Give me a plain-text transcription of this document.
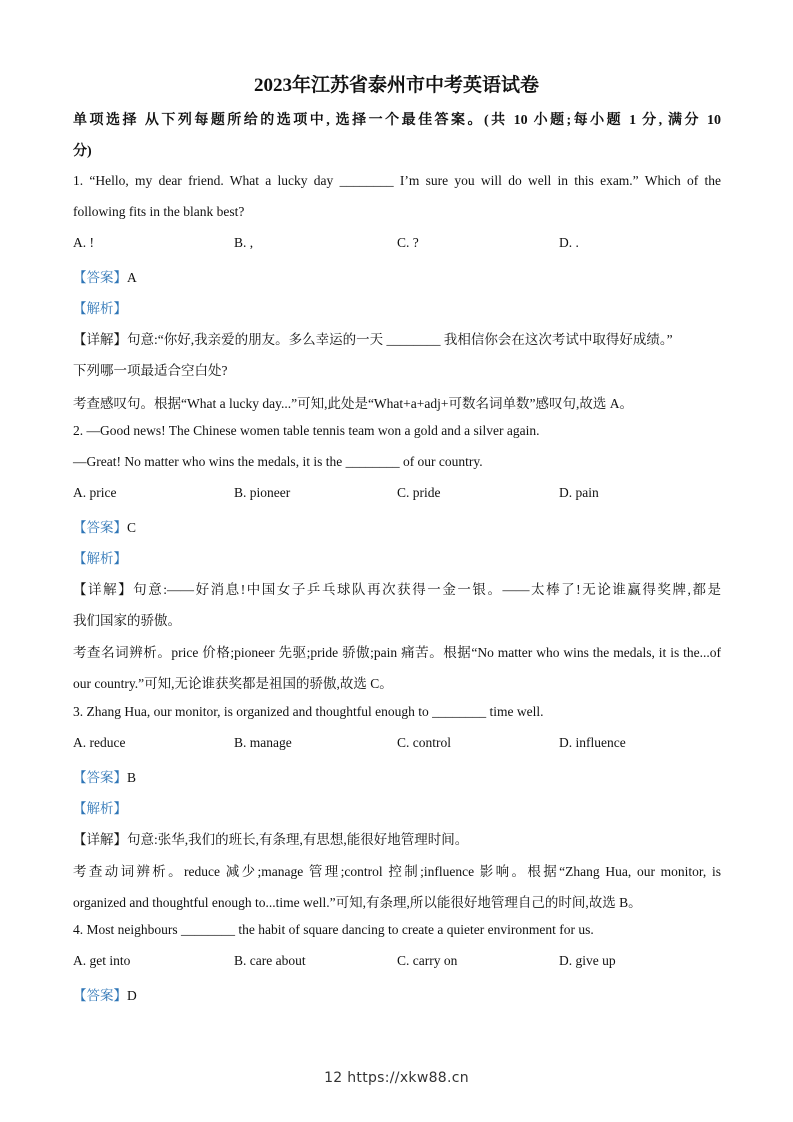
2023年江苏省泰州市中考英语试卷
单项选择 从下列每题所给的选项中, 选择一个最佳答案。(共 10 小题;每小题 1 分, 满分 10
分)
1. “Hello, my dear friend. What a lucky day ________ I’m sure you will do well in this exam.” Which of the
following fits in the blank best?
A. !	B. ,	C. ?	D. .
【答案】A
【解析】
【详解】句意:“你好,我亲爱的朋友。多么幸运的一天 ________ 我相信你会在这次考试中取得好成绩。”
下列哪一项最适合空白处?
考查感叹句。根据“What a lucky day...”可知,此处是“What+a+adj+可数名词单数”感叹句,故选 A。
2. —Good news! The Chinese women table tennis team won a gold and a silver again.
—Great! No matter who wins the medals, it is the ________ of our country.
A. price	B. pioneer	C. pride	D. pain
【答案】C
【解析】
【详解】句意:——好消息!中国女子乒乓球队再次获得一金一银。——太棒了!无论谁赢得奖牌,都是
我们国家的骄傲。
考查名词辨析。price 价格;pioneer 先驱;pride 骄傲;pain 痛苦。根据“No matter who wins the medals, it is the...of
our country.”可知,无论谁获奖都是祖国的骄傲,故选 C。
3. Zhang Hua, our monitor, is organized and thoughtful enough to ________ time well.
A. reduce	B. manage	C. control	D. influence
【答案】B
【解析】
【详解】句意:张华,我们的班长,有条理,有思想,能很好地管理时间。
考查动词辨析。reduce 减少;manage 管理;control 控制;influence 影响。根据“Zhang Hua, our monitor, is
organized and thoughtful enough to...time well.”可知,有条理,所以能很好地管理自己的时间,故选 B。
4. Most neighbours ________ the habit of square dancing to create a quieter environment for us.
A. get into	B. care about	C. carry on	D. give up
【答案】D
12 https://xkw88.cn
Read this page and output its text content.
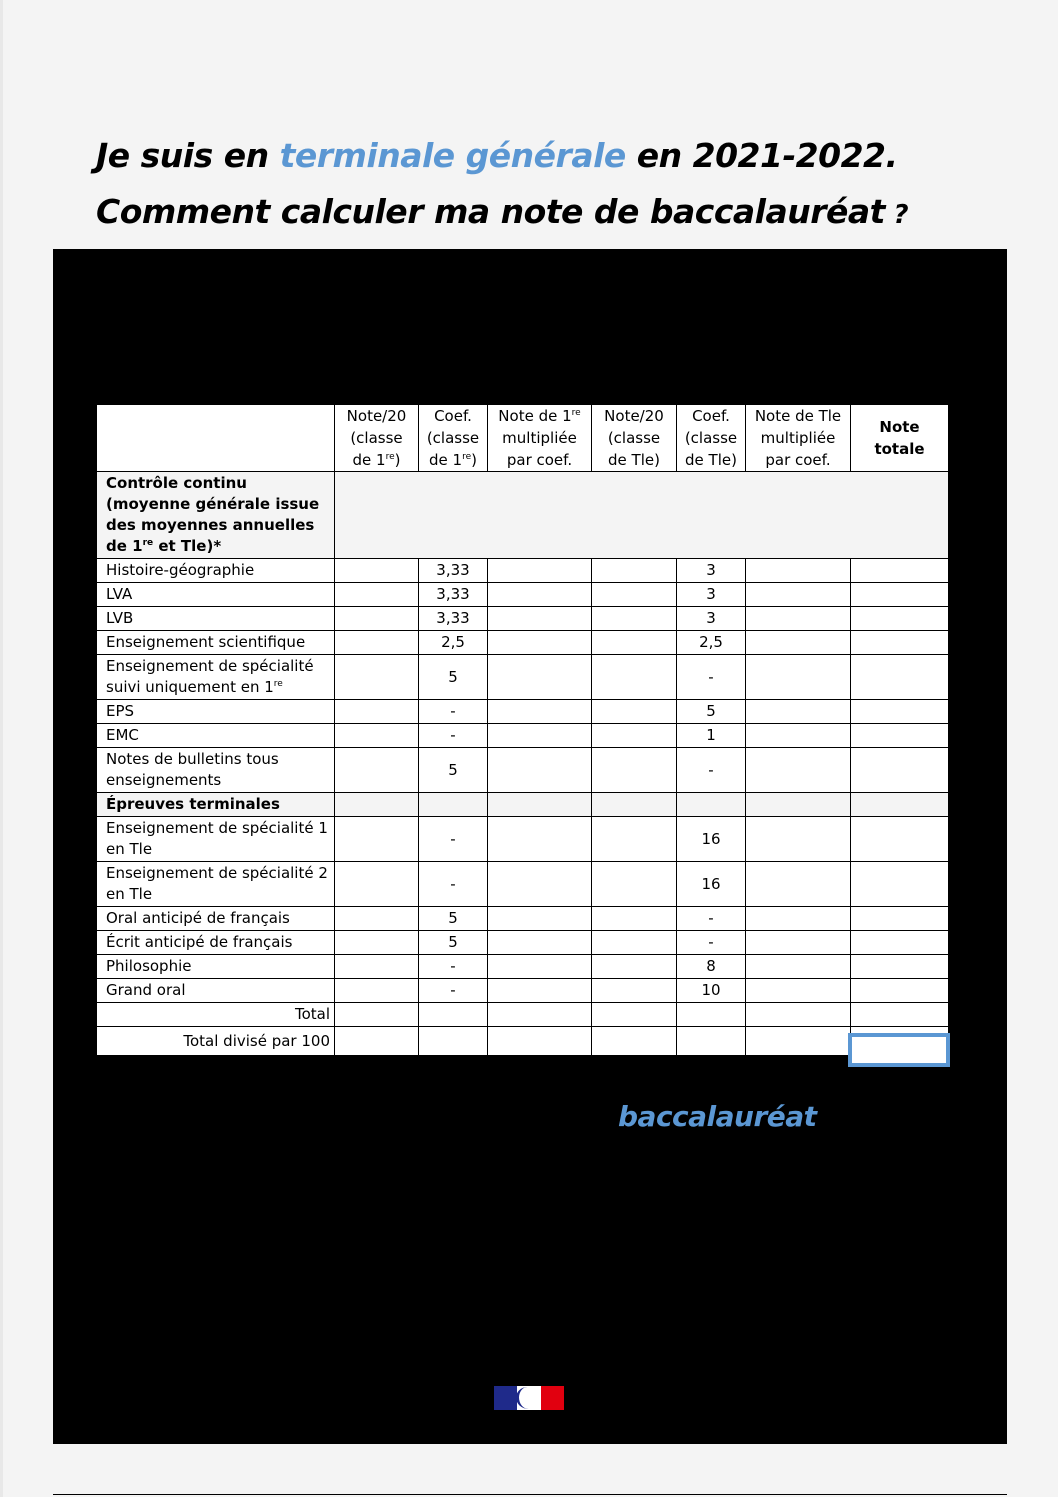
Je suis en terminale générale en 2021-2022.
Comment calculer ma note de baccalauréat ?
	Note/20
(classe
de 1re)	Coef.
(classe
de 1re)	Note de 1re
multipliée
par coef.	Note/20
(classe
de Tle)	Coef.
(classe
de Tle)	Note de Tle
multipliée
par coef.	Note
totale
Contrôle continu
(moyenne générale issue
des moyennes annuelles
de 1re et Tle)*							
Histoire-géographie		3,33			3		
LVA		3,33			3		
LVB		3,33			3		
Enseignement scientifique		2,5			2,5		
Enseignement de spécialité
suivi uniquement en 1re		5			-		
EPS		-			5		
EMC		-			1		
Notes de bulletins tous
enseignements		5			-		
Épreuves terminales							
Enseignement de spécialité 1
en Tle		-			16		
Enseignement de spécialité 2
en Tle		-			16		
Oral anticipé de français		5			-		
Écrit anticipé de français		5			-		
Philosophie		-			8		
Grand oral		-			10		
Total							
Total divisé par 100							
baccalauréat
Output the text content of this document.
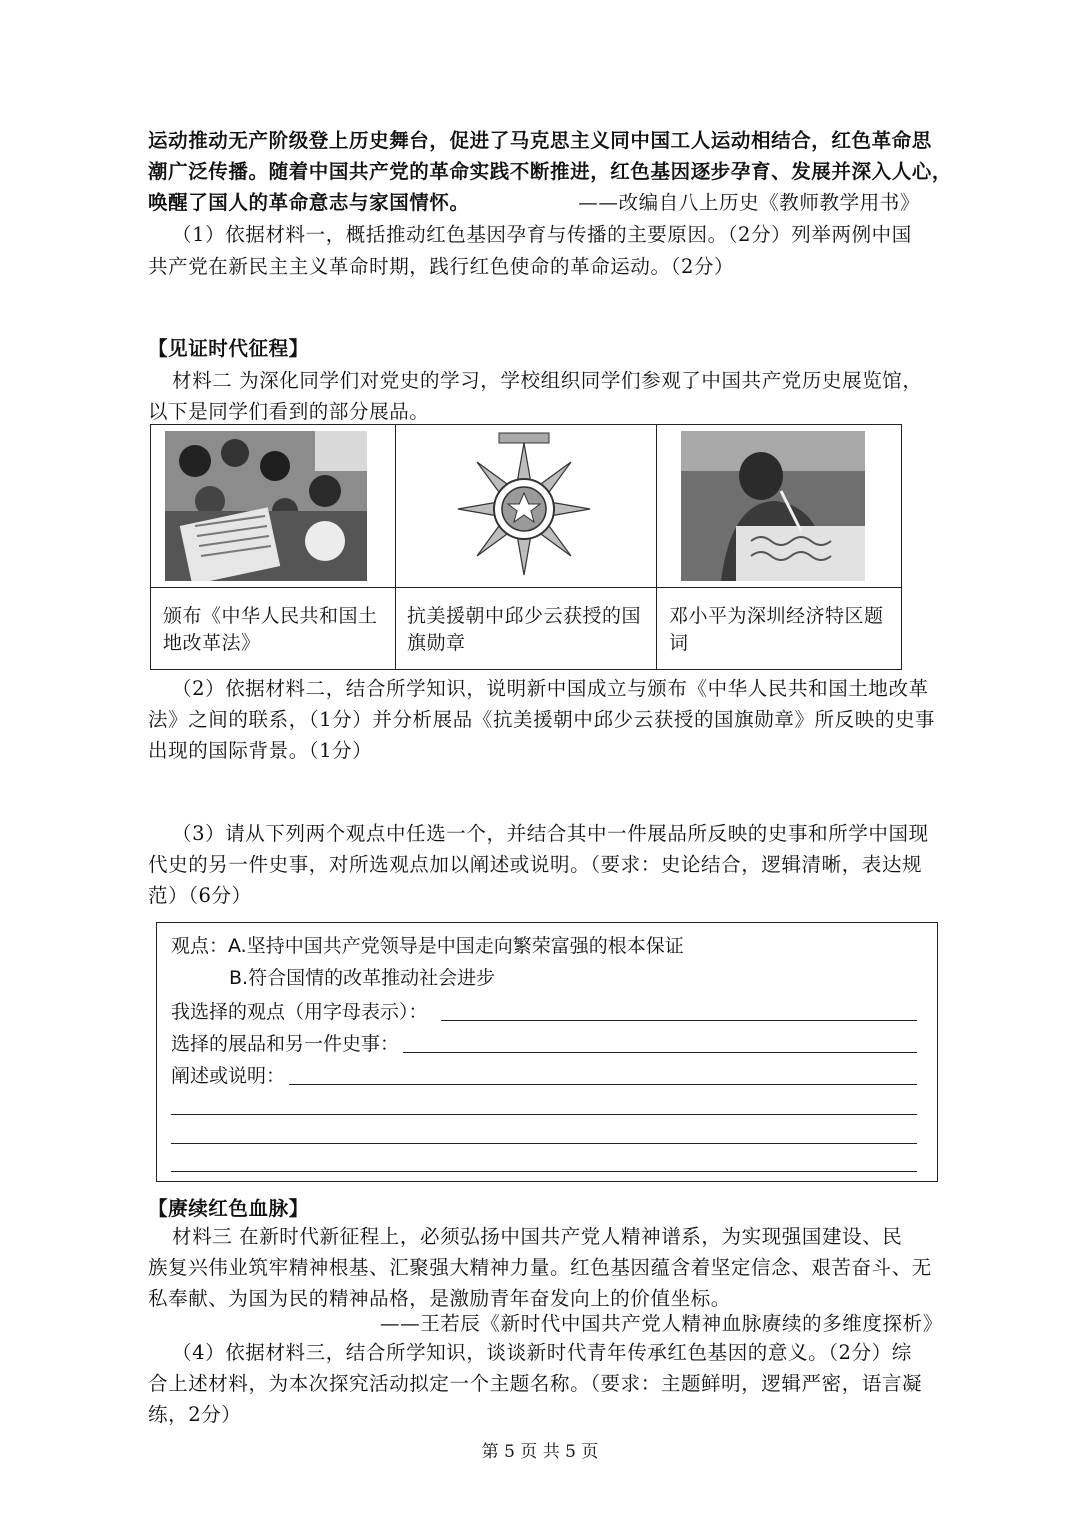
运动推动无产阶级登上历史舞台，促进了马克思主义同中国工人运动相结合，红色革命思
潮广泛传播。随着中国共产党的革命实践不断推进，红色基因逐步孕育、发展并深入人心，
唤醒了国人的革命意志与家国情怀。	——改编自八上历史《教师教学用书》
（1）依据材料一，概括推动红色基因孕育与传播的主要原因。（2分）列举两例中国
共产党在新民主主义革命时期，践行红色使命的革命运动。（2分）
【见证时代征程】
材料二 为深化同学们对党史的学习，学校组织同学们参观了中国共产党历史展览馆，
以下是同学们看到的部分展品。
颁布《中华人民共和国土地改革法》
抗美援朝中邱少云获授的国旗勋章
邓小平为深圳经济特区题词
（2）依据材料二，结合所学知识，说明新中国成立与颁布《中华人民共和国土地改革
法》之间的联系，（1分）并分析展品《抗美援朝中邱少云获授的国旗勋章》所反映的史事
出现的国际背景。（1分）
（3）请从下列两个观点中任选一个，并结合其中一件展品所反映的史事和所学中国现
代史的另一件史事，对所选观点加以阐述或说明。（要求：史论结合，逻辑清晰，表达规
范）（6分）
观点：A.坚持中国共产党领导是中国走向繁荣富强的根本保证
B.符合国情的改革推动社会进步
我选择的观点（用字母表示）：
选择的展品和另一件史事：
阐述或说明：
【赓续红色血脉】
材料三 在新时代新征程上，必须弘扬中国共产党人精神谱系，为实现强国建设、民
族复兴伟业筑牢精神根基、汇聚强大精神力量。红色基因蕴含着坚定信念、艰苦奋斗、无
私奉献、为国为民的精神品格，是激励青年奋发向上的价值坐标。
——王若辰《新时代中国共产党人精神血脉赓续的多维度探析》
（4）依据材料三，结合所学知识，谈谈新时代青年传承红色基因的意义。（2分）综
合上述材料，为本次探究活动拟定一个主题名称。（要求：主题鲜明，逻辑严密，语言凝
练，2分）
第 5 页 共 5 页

◇ ◇ ◇ ◇

WRITTEN PROBLEM:
Identify each line containing the string "baccalauréat" and copy it out.

CORRECT RESULT:
Comment calculer ma note de baccalauréat ?
baccalauréat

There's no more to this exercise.